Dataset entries
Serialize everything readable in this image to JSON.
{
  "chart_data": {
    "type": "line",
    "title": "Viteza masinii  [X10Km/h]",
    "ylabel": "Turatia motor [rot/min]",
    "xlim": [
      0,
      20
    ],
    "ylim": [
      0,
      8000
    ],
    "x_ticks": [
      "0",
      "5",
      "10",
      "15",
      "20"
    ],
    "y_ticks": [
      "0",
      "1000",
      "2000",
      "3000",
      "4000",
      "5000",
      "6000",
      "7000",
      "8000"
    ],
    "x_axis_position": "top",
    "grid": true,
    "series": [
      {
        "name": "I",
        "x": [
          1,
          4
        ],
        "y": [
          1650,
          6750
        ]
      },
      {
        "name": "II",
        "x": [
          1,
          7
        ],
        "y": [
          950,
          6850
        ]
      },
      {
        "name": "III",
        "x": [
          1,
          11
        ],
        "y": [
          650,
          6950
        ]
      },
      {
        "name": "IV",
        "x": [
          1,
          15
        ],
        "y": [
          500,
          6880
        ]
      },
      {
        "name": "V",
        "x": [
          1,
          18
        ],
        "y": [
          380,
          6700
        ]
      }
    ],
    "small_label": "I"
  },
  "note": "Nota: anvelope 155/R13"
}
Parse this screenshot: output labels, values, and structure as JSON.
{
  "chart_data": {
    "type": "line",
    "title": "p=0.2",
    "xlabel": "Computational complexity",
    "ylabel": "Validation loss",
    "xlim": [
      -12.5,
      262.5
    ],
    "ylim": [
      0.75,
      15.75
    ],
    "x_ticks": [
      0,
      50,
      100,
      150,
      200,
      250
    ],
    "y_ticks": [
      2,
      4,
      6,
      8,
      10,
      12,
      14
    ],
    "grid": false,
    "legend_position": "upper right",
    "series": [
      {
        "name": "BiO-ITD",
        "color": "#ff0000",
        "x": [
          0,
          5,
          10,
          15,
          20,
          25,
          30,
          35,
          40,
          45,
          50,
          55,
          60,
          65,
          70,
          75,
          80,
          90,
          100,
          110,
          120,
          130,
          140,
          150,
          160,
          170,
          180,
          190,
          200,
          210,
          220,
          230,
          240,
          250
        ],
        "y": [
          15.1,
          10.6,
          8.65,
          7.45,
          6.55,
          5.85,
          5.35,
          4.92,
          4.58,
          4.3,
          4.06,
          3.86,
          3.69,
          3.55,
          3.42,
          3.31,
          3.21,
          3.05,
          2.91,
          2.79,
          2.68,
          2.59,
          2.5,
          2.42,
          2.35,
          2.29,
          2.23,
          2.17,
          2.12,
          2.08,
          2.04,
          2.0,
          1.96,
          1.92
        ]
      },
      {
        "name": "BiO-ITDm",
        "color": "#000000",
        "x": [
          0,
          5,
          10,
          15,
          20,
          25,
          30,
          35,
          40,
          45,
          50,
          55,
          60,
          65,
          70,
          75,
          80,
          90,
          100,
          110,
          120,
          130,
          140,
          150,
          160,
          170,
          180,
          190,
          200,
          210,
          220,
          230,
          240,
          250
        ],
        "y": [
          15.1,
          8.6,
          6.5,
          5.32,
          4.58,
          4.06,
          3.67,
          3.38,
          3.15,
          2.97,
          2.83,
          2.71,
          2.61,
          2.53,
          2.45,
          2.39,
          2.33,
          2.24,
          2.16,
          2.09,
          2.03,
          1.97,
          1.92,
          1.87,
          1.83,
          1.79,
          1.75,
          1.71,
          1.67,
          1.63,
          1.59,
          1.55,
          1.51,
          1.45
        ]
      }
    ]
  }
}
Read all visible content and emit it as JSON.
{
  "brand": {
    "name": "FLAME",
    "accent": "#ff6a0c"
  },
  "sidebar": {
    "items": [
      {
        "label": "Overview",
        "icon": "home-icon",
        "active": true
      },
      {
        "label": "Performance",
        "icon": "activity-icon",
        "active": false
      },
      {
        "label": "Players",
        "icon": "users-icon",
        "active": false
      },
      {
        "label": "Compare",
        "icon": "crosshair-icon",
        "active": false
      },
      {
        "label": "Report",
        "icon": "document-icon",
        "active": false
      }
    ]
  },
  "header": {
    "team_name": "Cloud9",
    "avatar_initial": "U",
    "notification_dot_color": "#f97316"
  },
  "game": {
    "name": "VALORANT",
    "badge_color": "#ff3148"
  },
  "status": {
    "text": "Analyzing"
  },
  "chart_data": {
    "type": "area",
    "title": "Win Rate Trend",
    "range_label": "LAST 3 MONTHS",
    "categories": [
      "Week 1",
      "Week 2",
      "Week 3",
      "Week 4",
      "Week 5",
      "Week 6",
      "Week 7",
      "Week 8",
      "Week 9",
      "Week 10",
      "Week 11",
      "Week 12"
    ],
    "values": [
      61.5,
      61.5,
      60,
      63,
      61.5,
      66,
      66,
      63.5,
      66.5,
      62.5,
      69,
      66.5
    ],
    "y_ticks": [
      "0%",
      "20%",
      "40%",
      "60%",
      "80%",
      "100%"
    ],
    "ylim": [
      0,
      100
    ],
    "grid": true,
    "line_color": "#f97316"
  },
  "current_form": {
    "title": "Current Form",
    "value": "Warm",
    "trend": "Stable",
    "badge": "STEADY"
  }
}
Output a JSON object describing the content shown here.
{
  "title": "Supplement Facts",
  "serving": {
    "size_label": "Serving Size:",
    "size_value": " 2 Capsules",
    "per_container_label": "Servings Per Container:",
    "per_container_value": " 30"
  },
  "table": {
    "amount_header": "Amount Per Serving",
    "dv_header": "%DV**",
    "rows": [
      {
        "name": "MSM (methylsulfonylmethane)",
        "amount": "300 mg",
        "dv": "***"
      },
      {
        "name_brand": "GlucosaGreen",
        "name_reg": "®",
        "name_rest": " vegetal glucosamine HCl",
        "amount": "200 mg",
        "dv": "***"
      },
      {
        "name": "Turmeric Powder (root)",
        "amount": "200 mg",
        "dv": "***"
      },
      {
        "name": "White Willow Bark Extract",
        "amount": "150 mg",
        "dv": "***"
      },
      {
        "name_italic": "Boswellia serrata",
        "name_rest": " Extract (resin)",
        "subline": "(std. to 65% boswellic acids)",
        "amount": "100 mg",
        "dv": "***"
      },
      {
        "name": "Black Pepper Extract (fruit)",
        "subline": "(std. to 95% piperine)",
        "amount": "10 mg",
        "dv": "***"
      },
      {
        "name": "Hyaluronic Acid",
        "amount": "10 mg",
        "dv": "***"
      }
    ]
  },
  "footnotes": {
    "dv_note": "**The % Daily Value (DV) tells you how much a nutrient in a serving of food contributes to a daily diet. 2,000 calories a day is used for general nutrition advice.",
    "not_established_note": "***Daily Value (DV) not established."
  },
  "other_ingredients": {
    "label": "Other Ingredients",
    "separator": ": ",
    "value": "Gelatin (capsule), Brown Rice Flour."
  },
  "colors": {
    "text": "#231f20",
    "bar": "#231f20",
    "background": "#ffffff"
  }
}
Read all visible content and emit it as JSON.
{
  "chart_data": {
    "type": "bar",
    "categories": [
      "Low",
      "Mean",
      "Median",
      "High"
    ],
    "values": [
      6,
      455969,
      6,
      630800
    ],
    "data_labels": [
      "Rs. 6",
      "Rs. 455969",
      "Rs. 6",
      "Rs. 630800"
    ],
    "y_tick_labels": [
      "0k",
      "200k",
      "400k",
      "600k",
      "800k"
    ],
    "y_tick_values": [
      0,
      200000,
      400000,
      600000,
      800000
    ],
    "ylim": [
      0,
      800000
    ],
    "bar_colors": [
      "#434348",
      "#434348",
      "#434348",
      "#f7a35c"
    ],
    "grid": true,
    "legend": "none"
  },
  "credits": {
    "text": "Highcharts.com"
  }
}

Task instructions
Write out the complete set of records exactly as given.

Task result
Serialize everything readable in this image to JSON.
{
  "chart_data": {
    "type": "line",
    "title": "Viteza masinii  [X10Km/h]",
    "ylabel": "Turatia motor [rot/min]",
    "xlim": [
      0,
      20
    ],
    "ylim": [
      0,
      8000
    ],
    "x_ticks": [
      "0",
      "5",
      "10",
      "15",
      "20"
    ],
    "y_ticks": [
      "0",
      "1000",
      "2000",
      "3000",
      "4000",
      "5000",
      "6000",
      "7000",
      "8000"
    ],
    "x_axis_position": "top",
    "grid": true,
    "series": [
      {
        "name": "I",
        "x": [
          1,
          4
        ],
        "y": [
          1650,
          6750
        ]
      },
      {
        "name": "II",
        "x": [
          1,
          7
        ],
        "y": [
          950,
          6850
        ]
      },
      {
        "name": "III",
        "x": [
          1,
          11
        ],
        "y": [
          650,
          6950
        ]
      },
      {
        "name": "IV",
        "x": [
          1,
          15
        ],
        "y": [
          500,
          6880
        ]
      },
      {
        "name": "V",
        "x": [
          1,
          18
        ],
        "y": [
          380,
          6700
        ]
      }
    ],
    "small_label": "I"
  },
  "note": "Nota: anvelope 155/R13"
}
Parse this screenshot: output labels, values, and structure as JSON.
{
  "chart_data": {
    "type": "line",
    "title": "p=0.2",
    "xlabel": "Computational complexity",
    "ylabel": "Validation loss",
    "xlim": [
      -12.5,
      262.5
    ],
    "ylim": [
      0.75,
      15.75
    ],
    "x_ticks": [
      0,
      50,
      100,
      150,
      200,
      250
    ],
    "y_ticks": [
      2,
      4,
      6,
      8,
      10,
      12,
      14
    ],
    "grid": false,
    "legend_position": "upper right",
    "series": [
      {
        "name": "BiO-ITD",
        "color": "#ff0000",
        "x": [
          0,
          5,
          10,
          15,
          20,
          25,
          30,
          35,
          40,
          45,
          50,
          55,
          60,
          65,
          70,
          75,
          80,
          90,
          100,
          110,
          120,
          130,
          140,
          150,
          160,
          170,
          180,
          190,
          200,
          210,
          220,
          230,
          240,
          250
        ],
        "y": [
          15.1,
          10.6,
          8.65,
          7.45,
          6.55,
          5.85,
          5.35,
          4.92,
          4.58,
          4.3,
          4.06,
          3.86,
          3.69,
          3.55,
          3.42,
          3.31,
          3.21,
          3.05,
          2.91,
          2.79,
          2.68,
          2.59,
          2.5,
          2.42,
          2.35,
          2.29,
          2.23,
          2.17,
          2.12,
          2.08,
          2.04,
          2.0,
          1.96,
          1.92
        ]
      },
      {
        "name": "BiO-ITDm",
        "color": "#000000",
        "x": [
          0,
          5,
          10,
          15,
          20,
          25,
          30,
          35,
          40,
          45,
          50,
          55,
          60,
          65,
          70,
          75,
          80,
          90,
          100,
          110,
          120,
          130,
          140,
          150,
          160,
          170,
          180,
          190,
          200,
          210,
          220,
          230,
          240,
          250
        ],
        "y": [
          15.1,
          8.6,
          6.5,
          5.32,
          4.58,
          4.06,
          3.67,
          3.38,
          3.15,
          2.97,
          2.83,
          2.71,
          2.61,
          2.53,
          2.45,
          2.39,
          2.33,
          2.24,
          2.16,
          2.09,
          2.03,
          1.97,
          1.92,
          1.87,
          1.83,
          1.79,
          1.75,
          1.71,
          1.67,
          1.63,
          1.59,
          1.55,
          1.51,
          1.45
        ]
      }
    ]
  }
}
Read all visible content and emit it as JSON.
{
  "brand": {
    "name": "FLAME",
    "accent": "#ff6a0c"
  },
  "sidebar": {
    "items": [
      {
        "label": "Overview",
        "icon": "home-icon",
        "active": true
      },
      {
        "label": "Performance",
        "icon": "activity-icon",
        "active": false
      },
      {
        "label": "Players",
        "icon": "users-icon",
        "active": false
      },
      {
        "label": "Compare",
        "icon": "crosshair-icon",
        "active": false
      },
      {
        "label": "Report",
        "icon": "document-icon",
        "active": false
      }
    ]
  },
  "header": {
    "team_name": "Cloud9",
    "avatar_initial": "U",
    "notification_dot_color": "#f97316"
  },
  "game": {
    "name": "VALORANT",
    "badge_color": "#ff3148"
  },
  "status": {
    "text": "Analyzing"
  },
  "chart_data": {
    "type": "area",
    "title": "Win Rate Trend",
    "range_label": "LAST 3 MONTHS",
    "categories": [
      "Week 1",
      "Week 2",
      "Week 3",
      "Week 4",
      "Week 5",
      "Week 6",
      "Week 7",
      "Week 8",
      "Week 9",
      "Week 10",
      "Week 11",
      "Week 12"
    ],
    "values": [
      61.5,
      61.5,
      60,
      63,
      61.5,
      66,
      66,
      63.5,
      66.5,
      62.5,
      69,
      66.5
    ],
    "y_ticks": [
      "0%",
      "20%",
      "40%",
      "60%",
      "80%",
      "100%"
    ],
    "ylim": [
      0,
      100
    ],
    "grid": true,
    "line_color": "#f97316"
  },
  "current_form": {
    "title": "Current Form",
    "value": "Warm",
    "trend": "Stable",
    "badge": "STEADY"
  }
}
Output a JSON object describing the content shown here.
{
  "title": "Supplement Facts",
  "serving": {
    "size_label": "Serving Size:",
    "size_value": " 2 Capsules",
    "per_container_label": "Servings Per Container:",
    "per_container_value": " 30"
  },
  "table": {
    "amount_header": "Amount Per Serving",
    "dv_header": "%DV**",
    "rows": [
      {
        "name": "MSM (methylsulfonylmethane)",
        "amount": "300 mg",
        "dv": "***"
      },
      {
        "name_brand": "GlucosaGreen",
        "name_reg": "®",
        "name_rest": " vegetal glucosamine HCl",
        "amount": "200 mg",
        "dv": "***"
      },
      {
        "name": "Turmeric Powder (root)",
        "amount": "200 mg",
        "dv": "***"
      },
      {
        "name": "White Willow Bark Extract",
        "amount": "150 mg",
        "dv": "***"
      },
      {
        "name_italic": "Boswellia serrata",
        "name_rest": " Extract (resin)",
        "subline": "(std. to 65% boswellic acids)",
        "amount": "100 mg",
        "dv": "***"
      },
      {
        "name": "Black Pepper Extract (fruit)",
        "subline": "(std. to 95% piperine)",
        "amount": "10 mg",
        "dv": "***"
      },
      {
        "name": "Hyaluronic Acid",
        "amount": "10 mg",
        "dv": "***"
      }
    ]
  },
  "footnotes": {
    "dv_note": "**The % Daily Value (DV) tells you how much a nutrient in a serving of food contributes to a daily diet. 2,000 calories a day is used for general nutrition advice.",
    "not_established_note": "***Daily Value (DV) not established."
  },
  "other_ingredients": {
    "label": "Other Ingredients",
    "separator": ": ",
    "value": "Gelatin (capsule), Brown Rice Flour."
  },
  "colors": {
    "text": "#231f20",
    "bar": "#231f20",
    "background": "#ffffff"
  }
}
Read all visible content and emit it as JSON.
{
  "chart_data": {
    "type": "bar",
    "categories": [
      "Low",
      "Mean",
      "Median",
      "High"
    ],
    "values": [
      6,
      455969,
      6,
      630800
    ],
    "data_labels": [
      "Rs. 6",
      "Rs. 455969",
      "Rs. 6",
      "Rs. 630800"
    ],
    "y_tick_labels": [
      "0k",
      "200k",
      "400k",
      "600k",
      "800k"
    ],
    "y_tick_values": [
      0,
      200000,
      400000,
      600000,
      800000
    ],
    "ylim": [
      0,
      800000
    ],
    "bar_colors": [
      "#434348",
      "#434348",
      "#434348",
      "#f7a35c"
    ],
    "grid": true,
    "legend": "none"
  },
  "credits": {
    "text": "Highcharts.com"
  }
}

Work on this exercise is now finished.